*Short task*: In the listing below, locate the lines that hold the string "screenshot". Copy those lines.

+ + + + +

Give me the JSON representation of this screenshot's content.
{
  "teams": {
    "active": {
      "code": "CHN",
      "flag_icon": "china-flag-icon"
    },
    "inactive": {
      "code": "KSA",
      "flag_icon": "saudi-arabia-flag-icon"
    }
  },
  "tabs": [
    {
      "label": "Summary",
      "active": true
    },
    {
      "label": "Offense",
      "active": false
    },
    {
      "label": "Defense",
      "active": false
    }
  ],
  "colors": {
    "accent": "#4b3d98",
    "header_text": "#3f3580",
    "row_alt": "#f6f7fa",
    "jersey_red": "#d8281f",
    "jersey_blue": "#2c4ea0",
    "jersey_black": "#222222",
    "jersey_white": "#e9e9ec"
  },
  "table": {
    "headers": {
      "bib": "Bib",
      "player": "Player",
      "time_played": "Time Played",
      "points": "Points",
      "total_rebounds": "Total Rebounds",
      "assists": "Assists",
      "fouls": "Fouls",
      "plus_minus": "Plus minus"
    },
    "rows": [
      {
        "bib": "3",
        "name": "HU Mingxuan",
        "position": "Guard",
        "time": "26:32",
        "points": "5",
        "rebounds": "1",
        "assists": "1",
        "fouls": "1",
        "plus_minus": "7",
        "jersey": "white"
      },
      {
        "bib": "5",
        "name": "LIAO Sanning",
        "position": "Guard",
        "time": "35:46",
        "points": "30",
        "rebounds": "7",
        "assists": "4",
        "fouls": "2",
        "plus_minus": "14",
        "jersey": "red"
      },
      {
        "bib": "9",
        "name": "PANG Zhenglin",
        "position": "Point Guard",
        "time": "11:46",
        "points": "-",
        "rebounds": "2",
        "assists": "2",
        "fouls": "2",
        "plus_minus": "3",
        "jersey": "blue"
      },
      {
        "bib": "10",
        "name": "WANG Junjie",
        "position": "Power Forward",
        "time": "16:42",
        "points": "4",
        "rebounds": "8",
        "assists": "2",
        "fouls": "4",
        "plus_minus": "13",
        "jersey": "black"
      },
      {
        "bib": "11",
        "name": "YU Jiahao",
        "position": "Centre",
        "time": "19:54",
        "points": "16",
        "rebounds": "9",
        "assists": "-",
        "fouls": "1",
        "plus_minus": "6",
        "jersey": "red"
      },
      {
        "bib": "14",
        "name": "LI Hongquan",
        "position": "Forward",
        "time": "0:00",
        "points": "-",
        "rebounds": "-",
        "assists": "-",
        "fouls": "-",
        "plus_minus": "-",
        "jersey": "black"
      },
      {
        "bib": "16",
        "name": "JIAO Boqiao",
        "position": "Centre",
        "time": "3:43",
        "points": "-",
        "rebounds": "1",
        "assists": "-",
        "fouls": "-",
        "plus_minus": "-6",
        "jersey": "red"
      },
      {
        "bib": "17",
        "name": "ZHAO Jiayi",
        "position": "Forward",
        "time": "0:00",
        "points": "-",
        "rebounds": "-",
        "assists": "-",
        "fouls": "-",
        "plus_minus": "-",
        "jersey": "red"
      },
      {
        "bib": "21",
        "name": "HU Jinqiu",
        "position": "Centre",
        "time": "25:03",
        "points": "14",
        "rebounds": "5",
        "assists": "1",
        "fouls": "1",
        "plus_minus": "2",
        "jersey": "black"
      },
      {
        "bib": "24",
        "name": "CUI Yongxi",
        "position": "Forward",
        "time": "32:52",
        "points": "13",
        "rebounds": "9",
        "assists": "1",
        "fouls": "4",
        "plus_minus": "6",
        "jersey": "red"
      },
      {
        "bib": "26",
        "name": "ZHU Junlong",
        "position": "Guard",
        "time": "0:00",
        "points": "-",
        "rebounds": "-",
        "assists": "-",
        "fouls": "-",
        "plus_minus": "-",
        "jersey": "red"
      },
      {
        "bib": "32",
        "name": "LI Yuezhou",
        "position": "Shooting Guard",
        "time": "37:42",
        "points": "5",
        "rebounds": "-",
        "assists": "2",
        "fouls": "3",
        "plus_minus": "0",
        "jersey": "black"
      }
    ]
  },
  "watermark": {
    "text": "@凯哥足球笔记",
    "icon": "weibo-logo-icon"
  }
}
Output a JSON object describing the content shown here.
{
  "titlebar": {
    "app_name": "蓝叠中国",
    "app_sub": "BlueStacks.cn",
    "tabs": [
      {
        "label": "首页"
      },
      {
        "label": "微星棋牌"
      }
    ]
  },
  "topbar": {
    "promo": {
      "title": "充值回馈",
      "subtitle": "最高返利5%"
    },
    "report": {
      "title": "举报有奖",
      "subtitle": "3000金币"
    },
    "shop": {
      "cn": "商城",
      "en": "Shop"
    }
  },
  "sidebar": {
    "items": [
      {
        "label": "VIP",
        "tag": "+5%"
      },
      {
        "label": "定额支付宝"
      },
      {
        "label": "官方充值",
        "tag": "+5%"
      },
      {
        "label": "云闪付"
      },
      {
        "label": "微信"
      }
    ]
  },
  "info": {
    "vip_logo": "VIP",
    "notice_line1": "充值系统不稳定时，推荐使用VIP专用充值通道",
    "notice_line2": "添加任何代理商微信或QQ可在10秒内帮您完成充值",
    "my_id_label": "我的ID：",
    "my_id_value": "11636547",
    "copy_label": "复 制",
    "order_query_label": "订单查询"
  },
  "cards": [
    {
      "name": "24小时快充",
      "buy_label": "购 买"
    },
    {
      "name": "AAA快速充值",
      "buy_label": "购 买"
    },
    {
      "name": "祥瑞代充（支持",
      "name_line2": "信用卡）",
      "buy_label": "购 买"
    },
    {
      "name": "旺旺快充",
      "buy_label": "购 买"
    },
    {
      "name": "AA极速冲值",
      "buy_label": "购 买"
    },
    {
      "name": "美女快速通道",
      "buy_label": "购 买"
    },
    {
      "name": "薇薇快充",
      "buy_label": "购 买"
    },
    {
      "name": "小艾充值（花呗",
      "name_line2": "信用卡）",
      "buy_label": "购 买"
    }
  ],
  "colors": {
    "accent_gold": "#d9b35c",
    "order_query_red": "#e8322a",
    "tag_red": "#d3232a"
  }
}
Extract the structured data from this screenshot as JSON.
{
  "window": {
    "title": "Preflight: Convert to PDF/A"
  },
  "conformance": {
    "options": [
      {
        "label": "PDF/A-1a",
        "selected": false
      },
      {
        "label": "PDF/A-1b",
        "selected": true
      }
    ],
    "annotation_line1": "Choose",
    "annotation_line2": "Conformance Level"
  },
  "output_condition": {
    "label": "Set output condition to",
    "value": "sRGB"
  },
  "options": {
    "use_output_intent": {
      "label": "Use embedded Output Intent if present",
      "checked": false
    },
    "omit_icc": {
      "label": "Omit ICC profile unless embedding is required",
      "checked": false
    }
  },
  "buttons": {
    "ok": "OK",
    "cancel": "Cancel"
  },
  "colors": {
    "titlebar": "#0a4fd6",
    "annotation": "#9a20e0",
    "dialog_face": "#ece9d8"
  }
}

+ + + + +

*Expected answer*:
Give me the JSON representation of this screenshot's content.
Extract the structured data from this screenshot as JSON.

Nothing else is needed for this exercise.